◆ Instruction
Each entry has to be copied exactly, with nothing missed.

---

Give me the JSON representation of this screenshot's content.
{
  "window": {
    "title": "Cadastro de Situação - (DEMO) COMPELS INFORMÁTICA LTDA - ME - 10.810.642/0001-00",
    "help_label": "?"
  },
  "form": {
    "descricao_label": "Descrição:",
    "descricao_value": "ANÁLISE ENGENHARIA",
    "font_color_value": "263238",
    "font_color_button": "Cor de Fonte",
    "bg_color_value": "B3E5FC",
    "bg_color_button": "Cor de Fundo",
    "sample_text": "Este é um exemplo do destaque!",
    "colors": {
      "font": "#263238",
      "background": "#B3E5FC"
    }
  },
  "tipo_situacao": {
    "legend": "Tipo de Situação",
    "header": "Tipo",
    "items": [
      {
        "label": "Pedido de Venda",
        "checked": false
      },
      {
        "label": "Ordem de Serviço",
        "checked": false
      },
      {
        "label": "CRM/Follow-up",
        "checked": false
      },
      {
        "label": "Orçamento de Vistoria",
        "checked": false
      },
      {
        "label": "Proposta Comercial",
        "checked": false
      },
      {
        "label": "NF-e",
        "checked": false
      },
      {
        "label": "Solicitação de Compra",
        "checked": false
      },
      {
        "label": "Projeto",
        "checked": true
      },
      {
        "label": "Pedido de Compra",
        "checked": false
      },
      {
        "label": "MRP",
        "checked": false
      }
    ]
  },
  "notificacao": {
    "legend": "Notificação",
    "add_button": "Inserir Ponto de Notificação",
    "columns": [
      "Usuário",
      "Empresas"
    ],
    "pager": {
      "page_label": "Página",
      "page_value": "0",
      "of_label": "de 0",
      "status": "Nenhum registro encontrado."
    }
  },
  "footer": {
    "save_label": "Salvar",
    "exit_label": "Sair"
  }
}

---

◆ Completed task
Give me the JSON representation of this screenshot's content.
{
  "window": {
    "title": "Cadastro de Situação - (DEMO) COMPELS INFORMÁTICA LTDA - ME - 10.810.642/0001-00",
    "help_label": "?"
  },
  "form": {
    "descricao_label": "Descrição:",
    "descricao_value": "ANÁLISE ENGENHARIA",
    "font_color_value": "263238",
    "font_color_button": "Cor de Fonte",
    "bg_color_value": "B3E5FC",
    "bg_color_button": "Cor de Fundo",
    "sample_text": "Este é um exemplo do destaque!",
    "colors": {
      "font": "#263238",
      "background": "#B3E5FC"
    }
  },
  "tipo_situacao": {
    "legend": "Tipo de Situação",
    "header": "Tipo",
    "items": [
      {
        "label": "Pedido de Venda",
        "checked": false
      },
      {
        "label": "Ordem de Serviço",
        "checked": false
      },
      {
        "label": "CRM/Follow-up",
        "checked": false
      },
      {
        "label": "Orçamento de Vistoria",
        "checked": false
      },
      {
        "label": "Proposta Comercial",
        "checked": false
      },
      {
        "label": "NF-e",
        "checked": false
      },
      {
        "label": "Solicitação de Compra",
        "checked": false
      },
      {
        "label": "Projeto",
        "checked": true
      },
      {
        "label": "Pedido de Compra",
        "checked": false
      },
      {
        "label": "MRP",
        "checked": false
      }
    ]
  },
  "notificacao": {
    "legend": "Notificação",
    "add_button": "Inserir Ponto de Notificação",
    "columns": [
      "Usuário",
      "Empresas"
    ],
    "pager": {
      "page_label": "Página",
      "page_value": "0",
      "of_label": "de 0",
      "status": "Nenhum registro encontrado."
    }
  },
  "footer": {
    "save_label": "Salvar",
    "exit_label": "Sair"
  }
}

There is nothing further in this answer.